BRIEF: Write out the whole listing again, exactly.

ITEMS:

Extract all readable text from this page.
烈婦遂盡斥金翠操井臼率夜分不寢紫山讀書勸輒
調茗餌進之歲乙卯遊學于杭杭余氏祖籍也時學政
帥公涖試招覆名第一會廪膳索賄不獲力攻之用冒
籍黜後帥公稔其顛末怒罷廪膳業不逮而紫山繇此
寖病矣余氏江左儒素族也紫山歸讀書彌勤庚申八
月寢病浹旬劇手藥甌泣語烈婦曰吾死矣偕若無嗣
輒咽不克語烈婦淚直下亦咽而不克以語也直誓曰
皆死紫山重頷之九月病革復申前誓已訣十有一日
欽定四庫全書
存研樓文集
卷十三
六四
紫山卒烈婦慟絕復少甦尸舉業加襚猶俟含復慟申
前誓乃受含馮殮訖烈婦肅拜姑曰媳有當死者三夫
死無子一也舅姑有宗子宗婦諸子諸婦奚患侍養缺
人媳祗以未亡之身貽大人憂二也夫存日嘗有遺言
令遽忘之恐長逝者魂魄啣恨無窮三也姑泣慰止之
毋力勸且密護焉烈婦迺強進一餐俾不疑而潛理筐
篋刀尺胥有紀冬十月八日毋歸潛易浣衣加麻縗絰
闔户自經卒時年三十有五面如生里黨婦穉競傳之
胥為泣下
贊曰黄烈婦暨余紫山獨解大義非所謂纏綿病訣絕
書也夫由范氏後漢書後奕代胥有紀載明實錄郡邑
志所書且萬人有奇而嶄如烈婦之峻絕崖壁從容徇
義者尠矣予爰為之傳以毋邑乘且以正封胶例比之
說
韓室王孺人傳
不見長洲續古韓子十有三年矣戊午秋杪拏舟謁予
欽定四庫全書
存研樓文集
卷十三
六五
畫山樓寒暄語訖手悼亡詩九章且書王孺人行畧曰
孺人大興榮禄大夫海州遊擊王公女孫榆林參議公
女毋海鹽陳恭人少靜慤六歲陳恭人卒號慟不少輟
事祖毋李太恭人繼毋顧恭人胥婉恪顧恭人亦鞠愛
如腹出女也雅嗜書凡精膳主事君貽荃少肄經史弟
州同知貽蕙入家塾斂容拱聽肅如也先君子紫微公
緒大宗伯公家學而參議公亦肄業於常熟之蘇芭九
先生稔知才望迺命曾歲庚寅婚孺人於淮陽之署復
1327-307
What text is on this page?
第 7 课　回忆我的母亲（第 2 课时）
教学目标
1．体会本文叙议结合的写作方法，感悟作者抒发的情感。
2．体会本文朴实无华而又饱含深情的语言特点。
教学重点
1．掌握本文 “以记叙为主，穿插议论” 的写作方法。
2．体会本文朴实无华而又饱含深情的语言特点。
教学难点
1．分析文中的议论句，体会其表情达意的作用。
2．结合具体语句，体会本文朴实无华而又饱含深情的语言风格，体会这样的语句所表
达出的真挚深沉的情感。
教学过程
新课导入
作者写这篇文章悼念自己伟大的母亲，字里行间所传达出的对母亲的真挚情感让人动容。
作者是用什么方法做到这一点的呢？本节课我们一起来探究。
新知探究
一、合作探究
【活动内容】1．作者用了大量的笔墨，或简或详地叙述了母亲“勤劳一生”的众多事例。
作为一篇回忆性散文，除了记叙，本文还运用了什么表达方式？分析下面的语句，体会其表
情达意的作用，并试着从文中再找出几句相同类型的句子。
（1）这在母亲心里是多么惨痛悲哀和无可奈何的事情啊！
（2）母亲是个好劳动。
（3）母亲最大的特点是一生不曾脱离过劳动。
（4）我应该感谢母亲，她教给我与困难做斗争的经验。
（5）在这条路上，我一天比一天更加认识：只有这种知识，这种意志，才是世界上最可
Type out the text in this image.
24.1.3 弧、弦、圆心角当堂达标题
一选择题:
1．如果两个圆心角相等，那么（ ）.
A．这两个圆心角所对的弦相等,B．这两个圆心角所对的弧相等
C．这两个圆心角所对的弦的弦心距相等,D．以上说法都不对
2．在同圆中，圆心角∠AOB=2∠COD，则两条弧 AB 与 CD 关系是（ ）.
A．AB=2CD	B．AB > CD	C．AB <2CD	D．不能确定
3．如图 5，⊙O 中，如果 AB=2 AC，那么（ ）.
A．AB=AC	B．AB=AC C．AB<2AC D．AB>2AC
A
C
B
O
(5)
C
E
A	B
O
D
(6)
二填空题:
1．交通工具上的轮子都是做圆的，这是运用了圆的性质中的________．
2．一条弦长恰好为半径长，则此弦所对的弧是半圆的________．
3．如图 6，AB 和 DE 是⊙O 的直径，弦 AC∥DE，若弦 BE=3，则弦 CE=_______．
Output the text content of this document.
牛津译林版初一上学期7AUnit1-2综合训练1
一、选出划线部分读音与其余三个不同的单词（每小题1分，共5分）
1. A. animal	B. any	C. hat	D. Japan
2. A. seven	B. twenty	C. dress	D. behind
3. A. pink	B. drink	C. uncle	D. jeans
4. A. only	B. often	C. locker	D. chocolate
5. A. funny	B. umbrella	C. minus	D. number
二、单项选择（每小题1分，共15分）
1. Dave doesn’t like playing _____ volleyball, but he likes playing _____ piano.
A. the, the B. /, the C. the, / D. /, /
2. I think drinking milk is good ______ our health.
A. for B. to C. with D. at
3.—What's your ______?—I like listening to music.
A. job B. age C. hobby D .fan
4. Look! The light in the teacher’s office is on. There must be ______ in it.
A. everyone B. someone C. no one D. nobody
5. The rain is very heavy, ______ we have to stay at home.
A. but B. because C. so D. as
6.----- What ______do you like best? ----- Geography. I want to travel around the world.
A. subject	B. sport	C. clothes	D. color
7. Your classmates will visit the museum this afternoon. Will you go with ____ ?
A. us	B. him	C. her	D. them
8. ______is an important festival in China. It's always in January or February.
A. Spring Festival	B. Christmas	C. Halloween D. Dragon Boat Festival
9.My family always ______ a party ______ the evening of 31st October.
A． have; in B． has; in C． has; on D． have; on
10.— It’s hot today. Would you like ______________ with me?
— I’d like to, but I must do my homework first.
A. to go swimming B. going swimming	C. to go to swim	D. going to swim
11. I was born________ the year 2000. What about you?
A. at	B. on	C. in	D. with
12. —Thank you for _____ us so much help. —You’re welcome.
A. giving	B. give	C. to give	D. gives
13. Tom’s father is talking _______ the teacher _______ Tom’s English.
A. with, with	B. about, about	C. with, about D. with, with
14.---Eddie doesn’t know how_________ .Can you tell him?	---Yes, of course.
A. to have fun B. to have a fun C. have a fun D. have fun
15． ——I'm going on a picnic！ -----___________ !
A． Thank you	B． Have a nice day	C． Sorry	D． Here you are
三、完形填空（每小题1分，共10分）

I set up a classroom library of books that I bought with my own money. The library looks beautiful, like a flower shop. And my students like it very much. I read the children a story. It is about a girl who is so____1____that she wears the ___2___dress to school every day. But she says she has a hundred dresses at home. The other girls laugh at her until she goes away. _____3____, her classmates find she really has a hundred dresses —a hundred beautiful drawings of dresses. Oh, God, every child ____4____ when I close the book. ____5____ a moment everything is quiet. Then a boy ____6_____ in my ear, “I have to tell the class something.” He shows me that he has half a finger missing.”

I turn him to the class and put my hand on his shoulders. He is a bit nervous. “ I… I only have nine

COMPLETED EXERCISE:
Extract all readable text from this page.
烈婦遂盡斥金翠操井臼率夜分不寢紫山讀書勸輒
調茗餌進之歲乙卯遊學于杭杭余氏祖籍也時學政
帥公涖試招覆名第一會廪膳索賄不獲力攻之用冒
籍黜後帥公稔其顛末怒罷廪膳業不逮而紫山繇此
寖病矣余氏江左儒素族也紫山歸讀書彌勤庚申八
月寢病浹旬劇手藥甌泣語烈婦曰吾死矣偕若無嗣
輒咽不克語烈婦淚直下亦咽而不克以語也直誓曰
皆死紫山重頷之九月病革復申前誓已訣十有一日
欽定四庫全書
存研樓文集
卷十三
六四
紫山卒烈婦慟絕復少甦尸舉業加襚猶俟含復慟申
前誓乃受含馮殮訖烈婦肅拜姑曰媳有當死者三夫
死無子一也舅姑有宗子宗婦諸子諸婦奚患侍養缺
人媳祗以未亡之身貽大人憂二也夫存日嘗有遺言
令遽忘之恐長逝者魂魄啣恨無窮三也姑泣慰止之
毋力勸且密護焉烈婦迺強進一餐俾不疑而潛理筐
篋刀尺胥有紀冬十月八日毋歸潛易浣衣加麻縗絰
闔户自經卒時年三十有五面如生里黨婦穉競傳之
胥為泣下
贊曰黄烈婦暨余紫山獨解大義非所謂纏綿病訣絕
書也夫由范氏後漢書後奕代胥有紀載明實錄郡邑
志所書且萬人有奇而嶄如烈婦之峻絕崖壁從容徇
義者尠矣予爰為之傳以毋邑乘且以正封胶例比之
說
韓室王孺人傳
不見長洲續古韓子十有三年矣戊午秋杪拏舟謁予
欽定四庫全書
存研樓文集
卷十三
六五
畫山樓寒暄語訖手悼亡詩九章且書王孺人行畧曰
孺人大興榮禄大夫海州遊擊王公女孫榆林參議公
女毋海鹽陳恭人少靜慤六歲陳恭人卒號慟不少輟
事祖毋李太恭人繼毋顧恭人胥婉恪顧恭人亦鞠愛
如腹出女也雅嗜書凡精膳主事君貽荃少肄經史弟
州同知貽蕙入家塾斂容拱聽肅如也先君子紫微公
緒大宗伯公家學而參議公亦肄業於常熟之蘇芭九
先生稔知才望迺命曾歲庚寅婚孺人於淮陽之署復
1327-307
What text is on this page?
第 7 课　回忆我的母亲（第 2 课时）
教学目标
1．体会本文叙议结合的写作方法，感悟作者抒发的情感。
2．体会本文朴实无华而又饱含深情的语言特点。
教学重点
1．掌握本文 “以记叙为主，穿插议论” 的写作方法。
2．体会本文朴实无华而又饱含深情的语言特点。
教学难点
1．分析文中的议论句，体会其表情达意的作用。
2．结合具体语句，体会本文朴实无华而又饱含深情的语言风格，体会这样的语句所表
达出的真挚深沉的情感。
教学过程
新课导入
作者写这篇文章悼念自己伟大的母亲，字里行间所传达出的对母亲的真挚情感让人动容。
作者是用什么方法做到这一点的呢？本节课我们一起来探究。
新知探究
一、合作探究
【活动内容】1．作者用了大量的笔墨，或简或详地叙述了母亲“勤劳一生”的众多事例。
作为一篇回忆性散文，除了记叙，本文还运用了什么表达方式？分析下面的语句，体会其表
情达意的作用，并试着从文中再找出几句相同类型的句子。
（1）这在母亲心里是多么惨痛悲哀和无可奈何的事情啊！
（2）母亲是个好劳动。
（3）母亲最大的特点是一生不曾脱离过劳动。
（4）我应该感谢母亲，她教给我与困难做斗争的经验。
（5）在这条路上，我一天比一天更加认识：只有这种知识，这种意志，才是世界上最可
Type out the text in this image.
24.1.3 弧、弦、圆心角当堂达标题
一选择题:
1．如果两个圆心角相等，那么（ ）.
A．这两个圆心角所对的弦相等,B．这两个圆心角所对的弧相等
C．这两个圆心角所对的弦的弦心距相等,D．以上说法都不对
2．在同圆中，圆心角∠AOB=2∠COD，则两条弧 AB 与 CD 关系是（ ）.
A．AB=2CD	B．AB > CD	C．AB <2CD	D．不能确定
3．如图 5，⊙O 中，如果 AB=2 AC，那么（ ）.
A．AB=AC	B．AB=AC C．AB<2AC D．AB>2AC
A
C
B
O
(5)
C
E
A	B
O
D
(6)
二填空题:
1．交通工具上的轮子都是做圆的，这是运用了圆的性质中的________．
2．一条弦长恰好为半径长，则此弦所对的弧是半圆的________．
3．如图 6，AB 和 DE 是⊙O 的直径，弦 AC∥DE，若弦 BE=3，则弦 CE=_______．
Output the text content of this document.
牛津译林版初一上学期7AUnit1-2综合训练1
一、选出划线部分读音与其余三个不同的单词（每小题1分，共5分）
1. A. animal	B. any	C. hat	D. Japan
2. A. seven	B. twenty	C. dress	D. behind
3. A. pink	B. drink	C. uncle	D. jeans
4. A. only	B. often	C. locker	D. chocolate
5. A. funny	B. umbrella	C. minus	D. number
二、单项选择（每小题1分，共15分）
1. Dave doesn’t like playing _____ volleyball, but he likes playing _____ piano.
A. the, the B. /, the C. the, / D. /, /
2. I think drinking milk is good ______ our health.
A. for B. to C. with D. at
3.—What's your ______?—I like listening to music.
A. job B. age C. hobby D .fan
4. Look! The light in the teacher’s office is on. There must be ______ in it.
A. everyone B. someone C. no one D. nobody
5. The rain is very heavy, ______ we have to stay at home.
A. but B. because C. so D. as
6.----- What ______do you like best? ----- Geography. I want to travel around the world.
A. subject	B. sport	C. clothes	D. color
7. Your classmates will visit the museum this afternoon. Will you go with ____ ?
A. us	B. him	C. her	D. them
8. ______is an important festival in China. It's always in January or February.
A. Spring Festival	B. Christmas	C. Halloween D. Dragon Boat Festival
9.My family always ______ a party ______ the evening of 31st October.
A． have; in B． has; in C． has; on D． have; on
10.— It’s hot today. Would you like ______________ with me?
— I’d like to, but I must do my homework first.
A. to go swimming B. going swimming	C. to go to swim	D. going to swim
11. I was born________ the year 2000. What about you?
A. at	B. on	C. in	D. with
12. —Thank you for _____ us so much help. —You’re welcome.
A. giving	B. give	C. to give	D. gives
13. Tom’s father is talking _______ the teacher _______ Tom’s English.
A. with, with	B. about, about	C. with, about D. with, with
14.---Eddie doesn’t know how_________ .Can you tell him?	---Yes, of course.
A. to have fun B. to have a fun C. have a fun D. have fun
15． ——I'm going on a picnic！ -----___________ !
A． Thank you	B． Have a nice day	C． Sorry	D． Here you are
三、完形填空（每小题1分，共10分）

I set up a classroom library of books that I bought with my own money. The library looks beautiful, like a flower shop. And my students like it very much. I read the children a story. It is about a girl who is so____1____that she wears the ___2___dress to school every day. But she says she has a hundred dresses at home. The other girls laugh at her until she goes away. _____3____, her classmates find she really has a hundred dresses —a hundred beautiful drawings of dresses. Oh, God, every child ____4____ when I close the book. ____5____ a moment everything is quiet. Then a boy ____6_____ in my ear, “I have to tell the class something.” He shows me that he has half a finger missing.”

I turn him to the class and put my hand on his shoulders. He is a bit nervous. “ I… I only have nine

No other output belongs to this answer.